▶ Exercise: Please pick out each line in the records below that contains the string "checkbox", treating uppercase and lowercase as different.

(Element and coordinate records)

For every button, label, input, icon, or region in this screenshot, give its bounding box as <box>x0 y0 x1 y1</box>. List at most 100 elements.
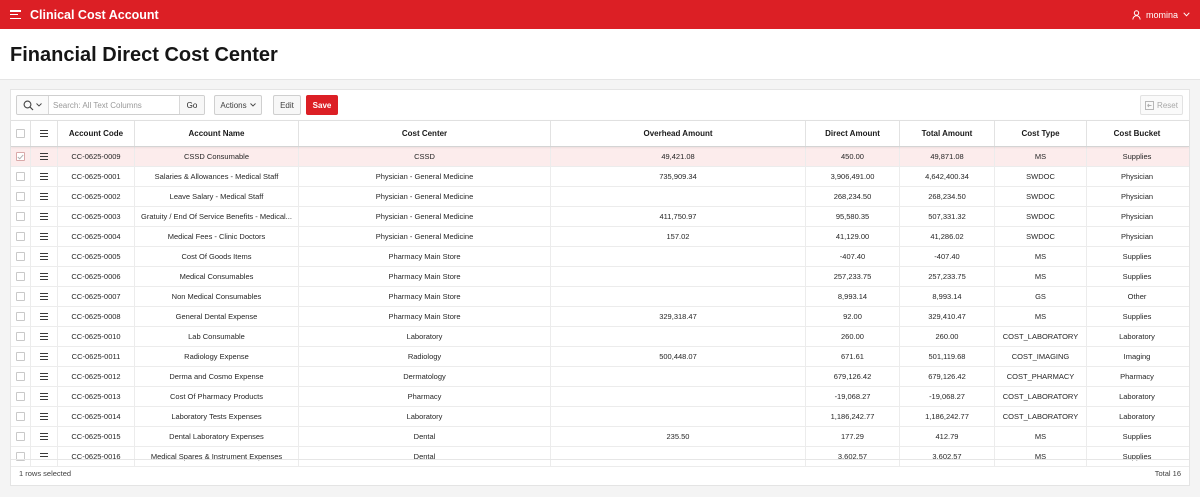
overhead-amount-cell[interactable] <box>551 187 806 206</box>
cost-center-cell[interactable]: CSSD <box>299 147 551 166</box>
account-name-cell[interactable]: Laboratory Tests Expenses <box>135 407 299 426</box>
search-input[interactable] <box>49 96 179 114</box>
total-amount-cell[interactable]: 329,410.47 <box>900 307 995 326</box>
row-actions-menu-icon[interactable] <box>40 193 48 200</box>
actions-button[interactable]: Actions <box>214 95 262 115</box>
cost-bucket-cell[interactable]: Pharmacy <box>1087 367 1187 386</box>
row-actions-menu-icon[interactable] <box>40 213 48 220</box>
table-row[interactable]: CC-0625-0001 Salaries & Allowances - Medi… <box>11 167 1189 187</box>
cost-bucket-cell[interactable]: Physician <box>1087 167 1187 186</box>
total-amount-cell[interactable]: 41,286.02 <box>900 227 995 246</box>
column-header-cost-type[interactable]: Cost Type <box>995 121 1087 146</box>
direct-amount-cell[interactable]: 450.00 <box>806 147 900 166</box>
cost-center-cell[interactable]: Physician - General Medicine <box>299 227 551 246</box>
row-checkbox[interactable] <box>16 392 25 401</box>
direct-amount-cell[interactable]: 3,906,491.00 <box>806 167 900 186</box>
table-row[interactable]: CC-0625-0014 Laboratory Tests Expenses Lab… <box>11 407 1189 427</box>
cost-center-cell[interactable]: Pharmacy Main Store <box>299 307 551 326</box>
account-name-cell[interactable]: Cost Of Pharmacy Products <box>135 387 299 406</box>
cost-center-cell[interactable]: Pharmacy <box>299 387 551 406</box>
direct-amount-cell[interactable]: 260.00 <box>806 327 900 346</box>
total-amount-cell[interactable]: -407.40 <box>900 247 995 266</box>
row-checkbox[interactable] <box>16 432 25 441</box>
total-amount-cell[interactable]: 268,234.50 <box>900 187 995 206</box>
account-name-cell[interactable]: Gratuity / End Of Service Benefits - Med… <box>135 207 299 226</box>
cost-bucket-cell[interactable]: Supplies <box>1087 267 1187 286</box>
cost-type-cell[interactable]: SWDOC <box>995 167 1087 186</box>
account-code-cell[interactable]: CC-0625-0010 <box>58 327 135 346</box>
row-actions-menu-icon[interactable] <box>40 293 48 300</box>
cost-type-cell[interactable]: SWDOC <box>995 207 1087 226</box>
direct-amount-cell[interactable]: 95,580.35 <box>806 207 900 226</box>
account-name-cell[interactable]: Dental Laboratory Expenses <box>135 427 299 446</box>
overhead-amount-cell[interactable] <box>551 367 806 386</box>
overhead-amount-cell[interactable]: 735,909.34 <box>551 167 806 186</box>
row-actions-menu-icon[interactable] <box>40 353 48 360</box>
cost-type-cell[interactable]: SWDOC <box>995 187 1087 206</box>
row-checkbox[interactable] <box>16 152 25 161</box>
cost-type-cell[interactable]: COST_IMAGING <box>995 347 1087 366</box>
direct-amount-cell[interactable]: 671.61 <box>806 347 900 366</box>
account-name-cell[interactable]: Leave Salary - Medical Staff <box>135 187 299 206</box>
cost-bucket-cell[interactable]: Supplies <box>1087 247 1187 266</box>
cost-type-cell[interactable]: GS <box>995 287 1087 306</box>
account-name-cell[interactable]: Lab Consumable <box>135 327 299 346</box>
cost-bucket-cell[interactable]: Physician <box>1087 227 1187 246</box>
account-code-cell[interactable]: CC-0625-0015 <box>58 427 135 446</box>
table-row[interactable]: CC-0625-0013 Cost Of Pharmacy Products Pha… <box>11 387 1189 407</box>
total-amount-cell[interactable]: -19,068.27 <box>900 387 995 406</box>
column-header-overhead-amount[interactable]: Overhead Amount <box>551 121 806 146</box>
table-row[interactable]: CC-0625-0015 Dental Laboratory Expenses De… <box>11 427 1189 447</box>
row-checkbox[interactable] <box>16 192 25 201</box>
row-checkbox[interactable] <box>16 252 25 261</box>
cost-type-cell[interactable]: MS <box>995 147 1087 166</box>
cost-bucket-cell[interactable]: Imaging <box>1087 347 1187 366</box>
table-row[interactable]: CC-0625-0011 Radiology Expense Radiology 50… <box>11 347 1189 367</box>
account-code-cell[interactable]: CC-0625-0007 <box>58 287 135 306</box>
row-checkbox[interactable] <box>16 352 25 361</box>
overhead-amount-cell[interactable] <box>551 287 806 306</box>
row-checkbox[interactable] <box>16 272 25 281</box>
account-code-cell[interactable]: CC-0625-0003 <box>58 207 135 226</box>
overhead-amount-cell[interactable] <box>551 407 806 426</box>
table-row[interactable]: CC-0625-0010 Lab Consumable Laboratory 260.… <box>11 327 1189 347</box>
cost-type-cell[interactable]: MS <box>995 307 1087 326</box>
menu-icon[interactable] <box>40 130 48 137</box>
account-code-cell[interactable]: CC-0625-0013 <box>58 387 135 406</box>
account-code-cell[interactable]: CC-0625-0008 <box>58 307 135 326</box>
row-actions-menu-icon[interactable] <box>40 373 48 380</box>
column-header-total-amount[interactable]: Total Amount <box>900 121 995 146</box>
direct-amount-cell[interactable]: 1,186,242.77 <box>806 407 900 426</box>
cost-bucket-cell[interactable]: Laboratory <box>1087 387 1187 406</box>
overhead-amount-cell[interactable] <box>551 267 806 286</box>
direct-amount-cell[interactable]: 92.00 <box>806 307 900 326</box>
row-checkbox[interactable] <box>16 412 25 421</box>
cost-center-cell[interactable]: Radiology <box>299 347 551 366</box>
table-row[interactable]: CC-0625-0012 Derma and Cosmo Expense Derma… <box>11 367 1189 387</box>
cost-bucket-cell[interactable]: Laboratory <box>1087 407 1187 426</box>
column-header-direct-amount[interactable]: Direct Amount <box>806 121 900 146</box>
direct-amount-cell[interactable]: -19,068.27 <box>806 387 900 406</box>
row-actions-menu-icon[interactable] <box>40 253 48 260</box>
cost-type-cell[interactable]: COST_LABORATORY <box>995 387 1087 406</box>
search-column-menu[interactable] <box>17 96 49 114</box>
account-code-cell[interactable]: CC-0625-0011 <box>58 347 135 366</box>
total-amount-cell[interactable]: 257,233.75 <box>900 267 995 286</box>
cost-bucket-cell[interactable]: Other <box>1087 287 1187 306</box>
column-header-account-code[interactable]: Account Code <box>58 121 135 146</box>
cost-type-cell[interactable]: COST_PHARMACY <box>995 367 1087 386</box>
cost-type-cell[interactable]: COST_LABORATORY <box>995 407 1087 426</box>
direct-amount-cell[interactable]: 679,126.42 <box>806 367 900 386</box>
overhead-amount-cell[interactable]: 157.02 <box>551 227 806 246</box>
column-header-cost-bucket[interactable]: Cost Bucket <box>1087 121 1187 146</box>
go-button[interactable]: Go <box>179 96 204 114</box>
total-amount-cell[interactable]: 507,331.32 <box>900 207 995 226</box>
row-actions-menu-icon[interactable] <box>40 313 48 320</box>
account-name-cell[interactable]: Medical Fees - Clinic Doctors <box>135 227 299 246</box>
account-code-cell[interactable]: CC-0625-0001 <box>58 167 135 186</box>
total-amount-cell[interactable]: 679,126.42 <box>900 367 995 386</box>
total-amount-cell[interactable]: 501,119.68 <box>900 347 995 366</box>
account-name-cell[interactable]: Medical Consumables <box>135 267 299 286</box>
menu-icon[interactable] <box>10 10 21 19</box>
total-amount-cell[interactable]: 260.00 <box>900 327 995 346</box>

▶ Written solution:
row-checkbox[interactable] <box>16 392 25 401</box>
row-checkbox[interactable] <box>16 432 25 441</box>
row-checkbox[interactable] <box>16 152 25 161</box>
row-checkbox[interactable] <box>16 192 25 201</box>
row-checkbox[interactable] <box>16 252 25 261</box>
row-checkbox[interactable] <box>16 352 25 361</box>
row-checkbox[interactable] <box>16 272 25 281</box>
row-checkbox[interactable] <box>16 412 25 421</box>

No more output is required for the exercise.